Exercise brief: Scan the listing and work out how many lines contain the word "File". Nothing but the number should be given.

::: Given data :::

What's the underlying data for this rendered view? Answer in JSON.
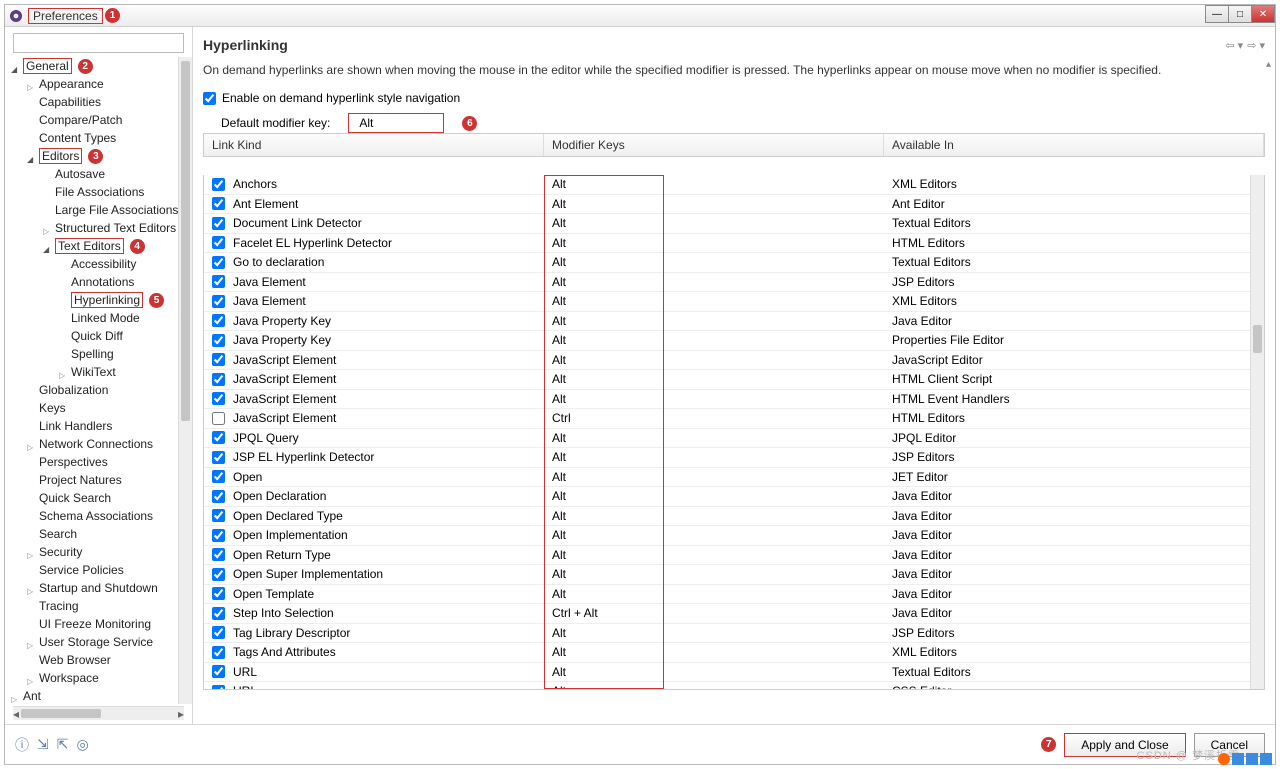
{
  "window": {
    "title": "Preferences"
  },
  "winctrls": {
    "min": "—",
    "max": "□",
    "close": "✕"
  },
  "sidebar": {
    "filter_placeholder": "",
    "items": [
      {
        "label": "General",
        "depth": 0,
        "tw": "open",
        "boxed": true,
        "anno": 2
      },
      {
        "label": "Appearance",
        "depth": 1,
        "tw": "closed"
      },
      {
        "label": "Capabilities",
        "depth": 1
      },
      {
        "label": "Compare/Patch",
        "depth": 1
      },
      {
        "label": "Content Types",
        "depth": 1
      },
      {
        "label": "Editors",
        "depth": 1,
        "tw": "open",
        "boxed": true,
        "anno": 3
      },
      {
        "label": "Autosave",
        "depth": 2
      },
      {
        "label": "File Associations",
        "depth": 2
      },
      {
        "label": "Large File Associations",
        "depth": 2
      },
      {
        "label": "Structured Text Editors",
        "depth": 2,
        "tw": "closed"
      },
      {
        "label": "Text Editors",
        "depth": 2,
        "tw": "open",
        "boxed": true,
        "anno": 4
      },
      {
        "label": "Accessibility",
        "depth": 3
      },
      {
        "label": "Annotations",
        "depth": 3
      },
      {
        "label": "Hyperlinking",
        "depth": 3,
        "boxed": true,
        "anno": 5
      },
      {
        "label": "Linked Mode",
        "depth": 3
      },
      {
        "label": "Quick Diff",
        "depth": 3
      },
      {
        "label": "Spelling",
        "depth": 3
      },
      {
        "label": "WikiText",
        "depth": 3,
        "tw": "closed"
      },
      {
        "label": "Globalization",
        "depth": 1
      },
      {
        "label": "Keys",
        "depth": 1
      },
      {
        "label": "Link Handlers",
        "depth": 1
      },
      {
        "label": "Network Connections",
        "depth": 1,
        "tw": "closed"
      },
      {
        "label": "Perspectives",
        "depth": 1
      },
      {
        "label": "Project Natures",
        "depth": 1
      },
      {
        "label": "Quick Search",
        "depth": 1
      },
      {
        "label": "Schema Associations",
        "depth": 1
      },
      {
        "label": "Search",
        "depth": 1
      },
      {
        "label": "Security",
        "depth": 1,
        "tw": "closed"
      },
      {
        "label": "Service Policies",
        "depth": 1
      },
      {
        "label": "Startup and Shutdown",
        "depth": 1,
        "tw": "closed"
      },
      {
        "label": "Tracing",
        "depth": 1
      },
      {
        "label": "UI Freeze Monitoring",
        "depth": 1
      },
      {
        "label": "User Storage Service",
        "depth": 1,
        "tw": "closed"
      },
      {
        "label": "Web Browser",
        "depth": 1
      },
      {
        "label": "Workspace",
        "depth": 1,
        "tw": "closed"
      },
      {
        "label": "Ant",
        "depth": 0,
        "tw": "closed"
      }
    ]
  },
  "page": {
    "title": "Hyperlinking",
    "description": "On demand hyperlinks are shown when moving the mouse in the editor while the specified modifier is pressed. The hyperlinks appear on mouse move when no modifier is specified.",
    "enable_label": "Enable on demand hyperlink style navigation",
    "enable_checked": true,
    "modifier_label": "Default modifier key:",
    "modifier_value": "Alt",
    "columns": {
      "c1": "Link Kind",
      "c2": "Modifier Keys",
      "c3": "Available In"
    },
    "rows": [
      {
        "on": true,
        "kind": "Anchors",
        "mod": "Alt",
        "avail": "XML Editors"
      },
      {
        "on": true,
        "kind": "Ant Element",
        "mod": "Alt",
        "avail": "Ant Editor"
      },
      {
        "on": true,
        "kind": "Document Link Detector",
        "mod": "Alt",
        "avail": "Textual Editors"
      },
      {
        "on": true,
        "kind": "Facelet EL Hyperlink Detector",
        "mod": "Alt",
        "avail": "HTML Editors"
      },
      {
        "on": true,
        "kind": "Go to declaration",
        "mod": "Alt",
        "avail": "Textual Editors"
      },
      {
        "on": true,
        "kind": "Java Element",
        "mod": "Alt",
        "avail": "JSP Editors"
      },
      {
        "on": true,
        "kind": "Java Element",
        "mod": "Alt",
        "avail": "XML Editors"
      },
      {
        "on": true,
        "kind": "Java Property Key",
        "mod": "Alt",
        "avail": "Java Editor"
      },
      {
        "on": true,
        "kind": "Java Property Key",
        "mod": "Alt",
        "avail": "Properties File Editor"
      },
      {
        "on": true,
        "kind": "JavaScript Element",
        "mod": "Alt",
        "avail": "JavaScript Editor"
      },
      {
        "on": true,
        "kind": "JavaScript Element",
        "mod": "Alt",
        "avail": "HTML Client Script"
      },
      {
        "on": true,
        "kind": "JavaScript Element",
        "mod": "Alt",
        "avail": "HTML Event Handlers"
      },
      {
        "on": false,
        "kind": "JavaScript Element",
        "mod": "Ctrl",
        "avail": "HTML Editors"
      },
      {
        "on": true,
        "kind": "JPQL Query",
        "mod": "Alt",
        "avail": "JPQL Editor"
      },
      {
        "on": true,
        "kind": "JSP EL Hyperlink Detector",
        "mod": "Alt",
        "avail": "JSP Editors"
      },
      {
        "on": true,
        "kind": "Open",
        "mod": "Alt",
        "avail": "JET Editor"
      },
      {
        "on": true,
        "kind": "Open Declaration",
        "mod": "Alt",
        "avail": "Java Editor"
      },
      {
        "on": true,
        "kind": "Open Declared Type",
        "mod": "Alt",
        "avail": "Java Editor"
      },
      {
        "on": true,
        "kind": "Open Implementation",
        "mod": "Alt",
        "avail": "Java Editor"
      },
      {
        "on": true,
        "kind": "Open Return Type",
        "mod": "Alt",
        "avail": "Java Editor"
      },
      {
        "on": true,
        "kind": "Open Super Implementation",
        "mod": "Alt",
        "avail": "Java Editor"
      },
      {
        "on": true,
        "kind": "Open Template",
        "mod": "Alt",
        "avail": "Java Editor"
      },
      {
        "on": true,
        "kind": "Step Into Selection",
        "mod": "Ctrl + Alt",
        "avail": "Java Editor"
      },
      {
        "on": true,
        "kind": "Tag Library Descriptor",
        "mod": "Alt",
        "avail": "JSP Editors"
      },
      {
        "on": true,
        "kind": "Tags And Attributes",
        "mod": "Alt",
        "avail": "XML Editors"
      },
      {
        "on": true,
        "kind": "URL",
        "mod": "Alt",
        "avail": "Textual Editors"
      },
      {
        "on": true,
        "kind": "URL",
        "mod": "Alt",
        "avail": "CSS Editor"
      }
    ]
  },
  "footer": {
    "apply": "Apply and Close",
    "cancel": "Cancel"
  },
  "annotations": {
    "a1": "1",
    "a2": "2",
    "a3": "3",
    "a4": "4",
    "a5": "5",
    "a6": "6",
    "a7": "7"
  },
  "watermark": "CSDN @ 梦溪折雪"
}
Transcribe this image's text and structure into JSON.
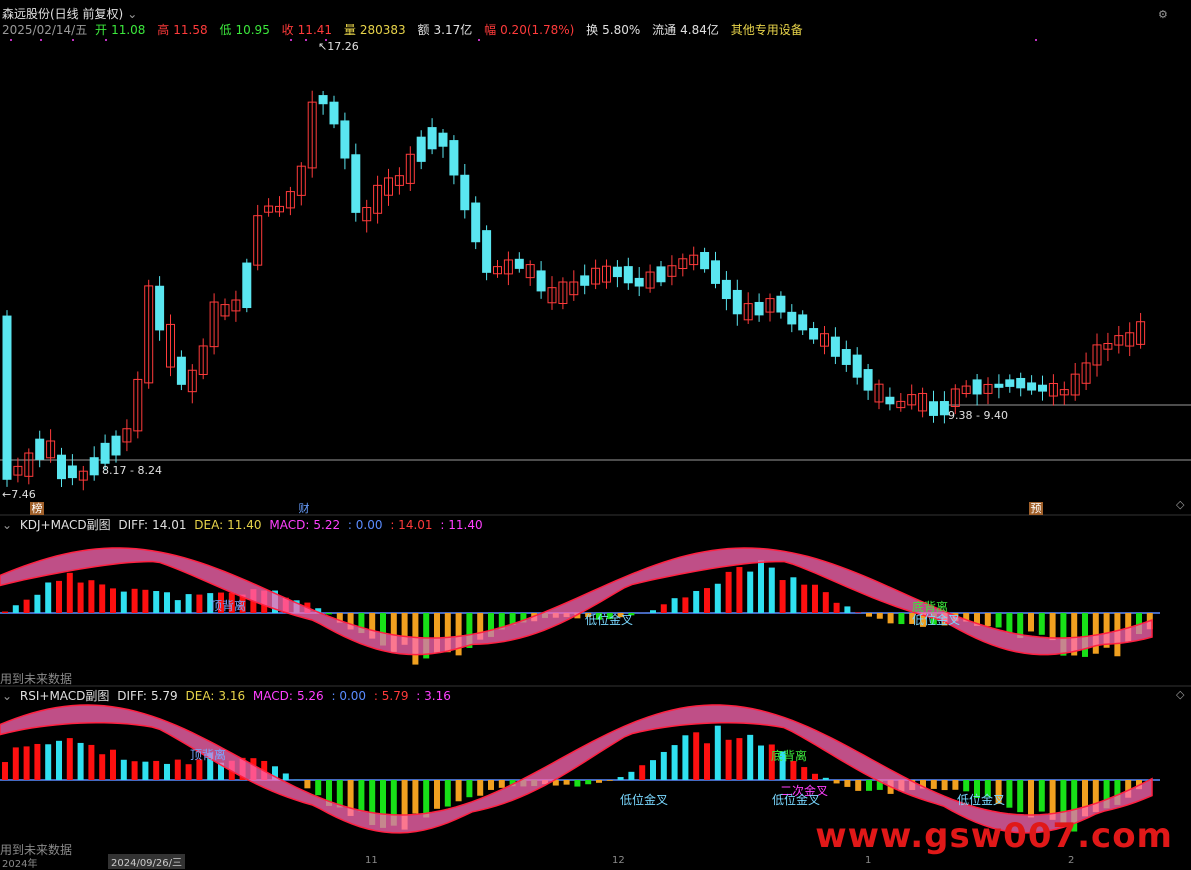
{
  "quote": {
    "title": "森远股份(日线 前复权)",
    "date": "2025/02/14/五",
    "open_label": "开",
    "open": "11.08",
    "high_label": "高",
    "high": "11.58",
    "low_label": "低",
    "low": "10.95",
    "close_label": "收",
    "close": "11.41",
    "vol_label": "量",
    "vol": "280383",
    "amt_label": "额",
    "amt": "3.17亿",
    "chg_label": "幅",
    "chg": "0.20(1.78%)",
    "turn_label": "换",
    "turn": "5.80%",
    "float_label": "流通",
    "float": "4.84亿",
    "sector": "其他专用设备"
  },
  "main_chart": {
    "max_label": "17.26",
    "min_label": "7.46",
    "range1": "8.17 - 8.24",
    "range2": "9.38 - 9.40",
    "badges": {
      "b1": "榜",
      "b2": "财",
      "b3": "预"
    }
  },
  "panel1": {
    "name": "KDJ+MACD副图",
    "diff_label": "DIFF:",
    "diff": "14.01",
    "dea_label": "DEA:",
    "dea": "11.40",
    "macd_label": "MACD:",
    "macd": "5.22",
    "v1": ": 0.00",
    "v2": ": 14.01",
    "v3": ": 11.40",
    "ann_top_div": "顶背离",
    "ann_gold1": "低位金叉",
    "ann_bottom_div": "底背离",
    "ann_gold2": "低位金叉",
    "footer": "用到未来数据"
  },
  "panel2": {
    "name": "RSI+MACD副图",
    "diff_label": "DIFF:",
    "diff": "5.79",
    "dea_label": "DEA:",
    "dea": "3.16",
    "macd_label": "MACD:",
    "macd": "5.26",
    "v1": ": 0.00",
    "v2": ": 5.79",
    "v3": ": 3.16",
    "ann_top_div": "顶背离",
    "ann_gold1": "低位金叉",
    "ann_bottom_div": "底背离",
    "ann_second_gold": "二次金叉",
    "ann_gold2": "低位金叉",
    "ann_gold3": "低位金叉",
    "footer": "用到未来数据"
  },
  "axis": {
    "date_label": "2024/09/26/三",
    "year_label": "2024年",
    "m11": "11",
    "m12": "12",
    "m1": "1",
    "m2": "2"
  },
  "watermark": "www.gsw007.com",
  "colors": {
    "up": "#ff3b3b",
    "down": "#5ae6f0",
    "bg": "#000000",
    "macd_up": "#ff1010",
    "macd_down_dark": "#18e018",
    "macd_down_light": "#f0a020"
  }
}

:::

Result for this task: 3